For children and teenagers, life should seem full of possibilities. Unfortunately, without positive influences in their lives, not all young people are aware of their true potential.
Te Aranui Youth Trust is a charity working to support young people to live a life they value – with a bright future ahead.
Founded over 20 years ago from a desire to provide disadvantaged youth with the tools for a positive future, Te Aranui Youth Trust surrounds youth with role models who help to inspire constructive behaviours and life choices.
Te Aranui Youth Trust work under a letter of agreement with the New Zealand Police and Ministry of Education to provide a number of interventions and programmes for vulnerable youth between the ages of seven to fourteen in the Western Bay of Plenty.
These young people have often experienced poverty, domestic violence, drug or alcohol abuse, and the social challenges that arise from these issues.

* Exercise set *
[a] In the passage about Te Aranui Youth Trust, what ages are the vulnerable youth its programmes serve?
[b] Continue the passage about Te Aranui Youth Trust from its final sentence.
The entries that follow have no connection to the passage about Te Aranui Youth Trust.

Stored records
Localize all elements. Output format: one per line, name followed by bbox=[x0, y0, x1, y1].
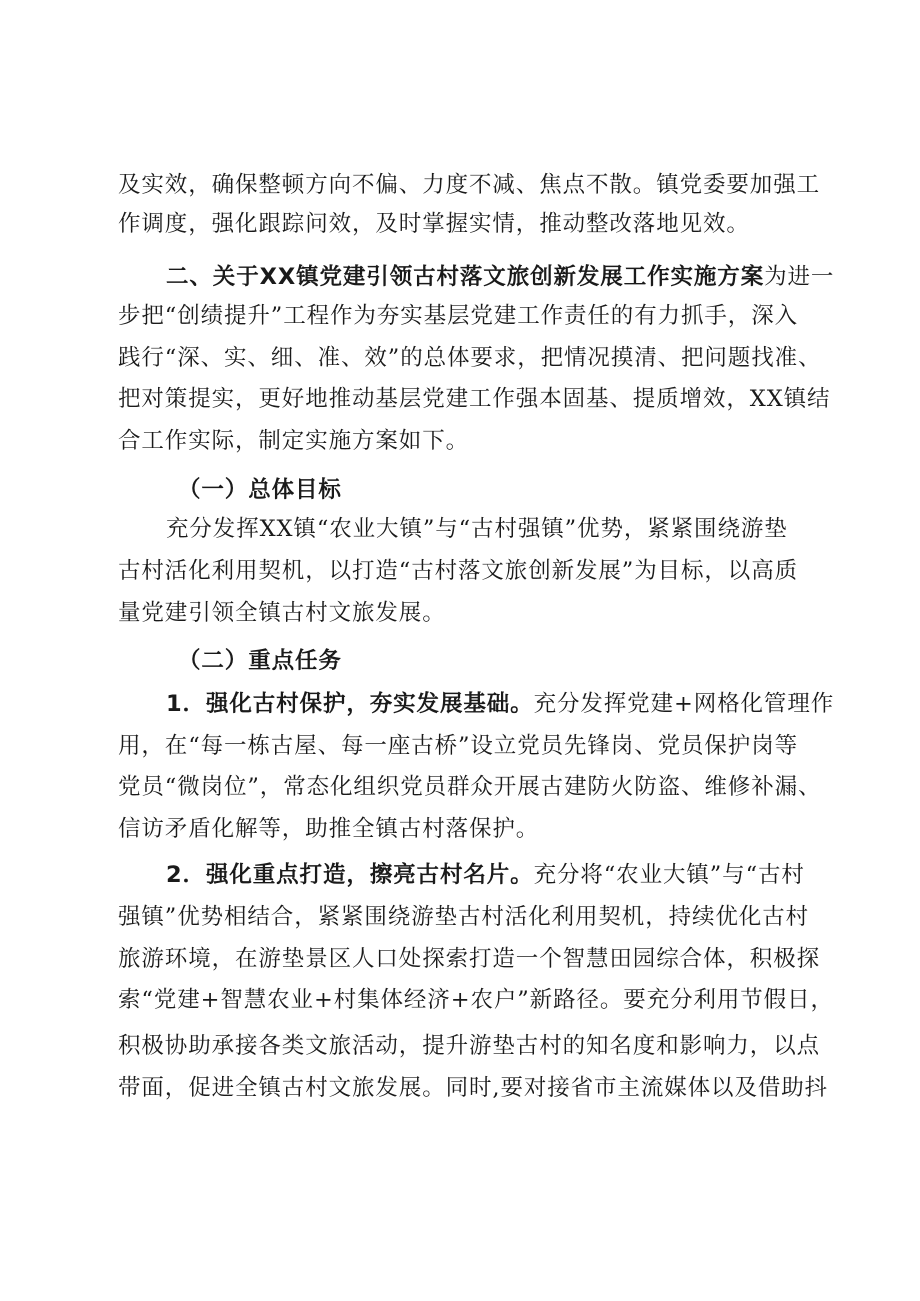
paragraph-line: 党员“微岗位”，常态化组织党员群众开展古建防火防盗、维修补漏、 bbox=[118, 774, 822, 800]
paragraph-line: 积极协助承接各类文旅活动，提升游垫古村的知名度和影响力，以点 bbox=[118, 1033, 821, 1059]
paragraph-line: 旅游环境，在游垫景区人口处探索打造一个智慧田园综合体，积极探 bbox=[118, 946, 821, 972]
list-item-line bbox=[166, 860, 866, 890]
paragraph-line: 及实效，确保整顿方向不偏、力度不减、焦点不散。镇党委要加强工 bbox=[118, 172, 821, 198]
list-item-title: 2．强化重点打造，擦亮古村名片。 bbox=[166, 862, 534, 888]
subsection-heading: （一）总体目标 bbox=[178, 477, 342, 503]
paragraph-line: 索“党建+智慧农业+村集体经济+农户”新路径。要充分利用节假日， bbox=[118, 987, 834, 1013]
subsection-heading: （二）重点任务 bbox=[178, 648, 342, 674]
paragraph-line: 把对策提实，更好地推动基层党建工作强本固基、提质增效，XX镇结 bbox=[118, 386, 831, 412]
list-item-line bbox=[166, 689, 866, 719]
paragraph-line: 强镇”优势相结合，紧紧围绕游垫古村活化利用契机，持续优化古村 bbox=[118, 904, 810, 930]
paragraph-line: 量党建引领全镇古村文旅发展。 bbox=[118, 600, 446, 626]
section-heading: 二、关于XX镇党建引领古村落文旅创新发展工作实施方案 bbox=[166, 264, 765, 290]
paragraph-text: 充分将“农业大镇”与“古村 bbox=[533, 862, 805, 888]
paragraph-line: 作调度，强化跟踪问效，及时掌握实情，推动整改落地见效。 bbox=[118, 211, 750, 237]
paragraph-text: 充分发挥党建+网格化管理作 bbox=[533, 691, 835, 717]
paragraph-text: 为进一 bbox=[764, 264, 835, 290]
paragraph-line: 合工作实际，制定实施方案如下。 bbox=[118, 428, 470, 454]
paragraph-line: 践行“深、实、细、准、效”的总体要求，把情况摸清、把问题找准、 bbox=[118, 345, 822, 371]
section-heading-line bbox=[166, 262, 866, 292]
paragraph-line: 充分发挥XX镇“农业大镇”与“古村强镇”优势，紧紧围绕游垫 bbox=[166, 516, 788, 542]
paragraph-line: 带面，促进全镇古村文旅发展。同时,要对接省市主流媒体以及借助抖 bbox=[118, 1075, 829, 1101]
paragraph-line: 信访矛盾化解等，助推全镇古村落保护。 bbox=[118, 816, 540, 842]
list-item-title: 1．强化古村保护，夯实发展基础。 bbox=[166, 691, 534, 717]
paragraph-line: 用，在“每一栋古屋、每一座古桥”设立党员先锋岗、党员保护岗等 bbox=[118, 733, 799, 759]
paragraph-line: 古村活化利用契机，以打造“古村落文旅创新发展”为目标，以高质 bbox=[118, 558, 799, 584]
paragraph-line: 步把“创绩提升”工程作为夯实基层党建工作责任的有力抓手，深入 bbox=[118, 303, 799, 329]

* Responses *
[a] Seven to fourteen.

[b]
“Our specialised programmes are targeted at those young people who despite having potential, may just need some extra support due to circumstances in the home,” says Tanya Grimstone, Te Aranui Youth Trust Funding & Administration Manager.
“Together we work to build their resilience and confidence. We guide them towards opportunities in education and self-development, and to overcome obstacles in their lives.”
The programmes include a weekly Breakfast Club to fuel the youth for learning and discuss issues they may be having at school or home; school based Wāhine Toa and Tama Toa life skills programmes; a school holiday programme with kapa haka, Māori tikanga, games, and an activity where the youth give back to their community; and one-on-one mentoring.
The Wāhine Toa and Tama Toa programmes are regularly requested by schools and consistently fully subscribed.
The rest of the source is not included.